▶ [EXERCISE GOAL]: Copy every line of the data that includes the string "nподарка".

Records from a collection of figures
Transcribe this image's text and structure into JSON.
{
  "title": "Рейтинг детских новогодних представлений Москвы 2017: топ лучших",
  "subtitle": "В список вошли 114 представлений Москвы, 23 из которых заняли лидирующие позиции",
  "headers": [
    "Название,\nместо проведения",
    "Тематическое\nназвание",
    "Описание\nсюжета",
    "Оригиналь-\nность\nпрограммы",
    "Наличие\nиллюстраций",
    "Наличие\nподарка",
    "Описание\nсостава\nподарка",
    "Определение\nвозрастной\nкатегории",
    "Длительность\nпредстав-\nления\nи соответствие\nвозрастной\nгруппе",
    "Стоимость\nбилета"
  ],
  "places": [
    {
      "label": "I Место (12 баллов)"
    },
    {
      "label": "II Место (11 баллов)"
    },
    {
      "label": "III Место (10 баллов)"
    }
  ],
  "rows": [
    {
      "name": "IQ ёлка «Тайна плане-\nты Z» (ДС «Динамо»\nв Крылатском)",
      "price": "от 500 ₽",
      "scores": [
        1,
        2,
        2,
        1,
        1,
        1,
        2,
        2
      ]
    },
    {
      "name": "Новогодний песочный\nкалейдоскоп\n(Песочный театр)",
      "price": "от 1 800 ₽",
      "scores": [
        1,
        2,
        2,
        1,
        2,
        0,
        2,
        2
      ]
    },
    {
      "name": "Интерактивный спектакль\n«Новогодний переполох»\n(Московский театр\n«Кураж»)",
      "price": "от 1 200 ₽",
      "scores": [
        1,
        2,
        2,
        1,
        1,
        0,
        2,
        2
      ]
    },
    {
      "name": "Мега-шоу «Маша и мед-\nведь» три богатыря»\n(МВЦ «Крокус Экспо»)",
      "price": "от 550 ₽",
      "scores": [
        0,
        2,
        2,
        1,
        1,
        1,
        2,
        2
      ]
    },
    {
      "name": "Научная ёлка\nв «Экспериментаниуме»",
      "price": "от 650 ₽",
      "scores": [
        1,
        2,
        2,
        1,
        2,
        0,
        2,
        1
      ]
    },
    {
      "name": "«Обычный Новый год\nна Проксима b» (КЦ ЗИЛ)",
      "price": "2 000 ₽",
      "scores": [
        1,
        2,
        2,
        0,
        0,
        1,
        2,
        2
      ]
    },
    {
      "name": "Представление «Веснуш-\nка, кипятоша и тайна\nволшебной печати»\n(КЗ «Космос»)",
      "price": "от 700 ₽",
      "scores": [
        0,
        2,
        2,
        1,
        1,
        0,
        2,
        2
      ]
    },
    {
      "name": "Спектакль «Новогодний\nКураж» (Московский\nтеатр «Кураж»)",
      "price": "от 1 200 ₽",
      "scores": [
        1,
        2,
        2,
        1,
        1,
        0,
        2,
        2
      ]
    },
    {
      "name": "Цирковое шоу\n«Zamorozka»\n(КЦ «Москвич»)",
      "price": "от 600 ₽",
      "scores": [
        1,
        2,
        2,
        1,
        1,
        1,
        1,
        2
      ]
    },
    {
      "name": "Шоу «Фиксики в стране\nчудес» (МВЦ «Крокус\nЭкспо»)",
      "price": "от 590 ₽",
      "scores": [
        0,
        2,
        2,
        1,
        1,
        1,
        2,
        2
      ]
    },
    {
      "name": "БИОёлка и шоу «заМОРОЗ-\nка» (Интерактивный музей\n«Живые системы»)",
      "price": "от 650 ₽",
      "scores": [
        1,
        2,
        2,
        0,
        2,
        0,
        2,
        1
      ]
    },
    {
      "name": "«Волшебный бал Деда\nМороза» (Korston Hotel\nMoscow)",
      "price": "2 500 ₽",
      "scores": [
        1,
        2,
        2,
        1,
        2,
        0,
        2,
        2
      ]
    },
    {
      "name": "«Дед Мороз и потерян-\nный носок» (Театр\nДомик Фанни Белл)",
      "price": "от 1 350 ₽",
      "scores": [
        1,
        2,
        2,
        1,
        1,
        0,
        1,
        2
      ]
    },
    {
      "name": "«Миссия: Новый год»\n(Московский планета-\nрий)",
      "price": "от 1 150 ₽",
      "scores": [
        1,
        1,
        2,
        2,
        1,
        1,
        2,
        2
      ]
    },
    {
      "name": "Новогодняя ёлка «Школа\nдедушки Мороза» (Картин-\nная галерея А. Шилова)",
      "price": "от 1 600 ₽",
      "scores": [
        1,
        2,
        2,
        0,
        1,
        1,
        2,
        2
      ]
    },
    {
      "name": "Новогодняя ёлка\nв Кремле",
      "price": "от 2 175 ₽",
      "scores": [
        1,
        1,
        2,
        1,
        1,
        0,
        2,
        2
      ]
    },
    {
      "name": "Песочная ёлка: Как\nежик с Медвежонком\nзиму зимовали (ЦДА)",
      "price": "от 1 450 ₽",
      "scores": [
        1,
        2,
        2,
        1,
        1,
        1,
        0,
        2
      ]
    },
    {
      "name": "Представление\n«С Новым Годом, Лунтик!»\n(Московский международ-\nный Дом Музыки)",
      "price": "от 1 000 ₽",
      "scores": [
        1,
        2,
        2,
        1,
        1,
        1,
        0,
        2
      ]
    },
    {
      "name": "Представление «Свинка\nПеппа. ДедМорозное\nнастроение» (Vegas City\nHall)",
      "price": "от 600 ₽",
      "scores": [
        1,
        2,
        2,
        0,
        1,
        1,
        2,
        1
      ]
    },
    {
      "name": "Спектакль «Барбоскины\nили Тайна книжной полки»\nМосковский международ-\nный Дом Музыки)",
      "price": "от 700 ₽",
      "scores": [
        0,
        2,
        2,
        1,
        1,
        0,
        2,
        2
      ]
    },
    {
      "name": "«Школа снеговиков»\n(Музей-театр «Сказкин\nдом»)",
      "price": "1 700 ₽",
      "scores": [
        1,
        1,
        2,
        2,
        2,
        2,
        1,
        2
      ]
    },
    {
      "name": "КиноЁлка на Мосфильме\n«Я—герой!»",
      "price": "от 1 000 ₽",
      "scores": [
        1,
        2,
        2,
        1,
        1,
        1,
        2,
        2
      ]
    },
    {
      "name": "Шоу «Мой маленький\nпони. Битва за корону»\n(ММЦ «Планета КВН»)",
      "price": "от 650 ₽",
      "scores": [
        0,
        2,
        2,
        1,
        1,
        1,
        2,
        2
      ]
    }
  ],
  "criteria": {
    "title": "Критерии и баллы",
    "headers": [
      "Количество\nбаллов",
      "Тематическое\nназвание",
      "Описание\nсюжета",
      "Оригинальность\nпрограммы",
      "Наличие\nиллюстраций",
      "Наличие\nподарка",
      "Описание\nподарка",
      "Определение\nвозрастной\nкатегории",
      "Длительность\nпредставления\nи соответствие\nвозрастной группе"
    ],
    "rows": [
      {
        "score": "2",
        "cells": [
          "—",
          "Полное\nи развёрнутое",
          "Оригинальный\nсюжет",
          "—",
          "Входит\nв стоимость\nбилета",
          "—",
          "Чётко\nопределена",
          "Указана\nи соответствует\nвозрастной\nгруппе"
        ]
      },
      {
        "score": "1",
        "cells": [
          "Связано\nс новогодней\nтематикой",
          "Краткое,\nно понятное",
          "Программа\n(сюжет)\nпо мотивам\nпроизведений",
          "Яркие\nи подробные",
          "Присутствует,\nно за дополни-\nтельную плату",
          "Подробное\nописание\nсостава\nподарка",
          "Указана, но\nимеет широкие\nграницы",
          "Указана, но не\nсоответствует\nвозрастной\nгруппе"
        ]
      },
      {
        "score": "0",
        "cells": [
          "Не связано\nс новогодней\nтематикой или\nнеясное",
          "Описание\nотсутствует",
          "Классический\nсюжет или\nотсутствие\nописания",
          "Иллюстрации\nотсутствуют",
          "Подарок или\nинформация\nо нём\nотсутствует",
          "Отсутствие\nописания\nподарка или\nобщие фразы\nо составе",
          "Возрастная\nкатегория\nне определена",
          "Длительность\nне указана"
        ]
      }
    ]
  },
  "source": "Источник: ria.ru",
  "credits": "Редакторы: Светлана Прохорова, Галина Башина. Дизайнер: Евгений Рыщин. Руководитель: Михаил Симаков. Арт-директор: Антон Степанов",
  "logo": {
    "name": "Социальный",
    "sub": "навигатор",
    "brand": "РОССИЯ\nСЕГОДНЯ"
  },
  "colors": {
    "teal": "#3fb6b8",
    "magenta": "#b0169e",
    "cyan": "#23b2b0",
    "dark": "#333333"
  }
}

▶ [SOLUTION BELOW]:
    "Наличие\nподарка",
    "Описание\nсостава\nподарка",
      "Наличие\nподарка",
      "Описание\nподарка",
          "Подробное\nописание\nсостава\nподарка",
          "Отсутствие\nописания\nподарка или\nобщие фразы\nо составе",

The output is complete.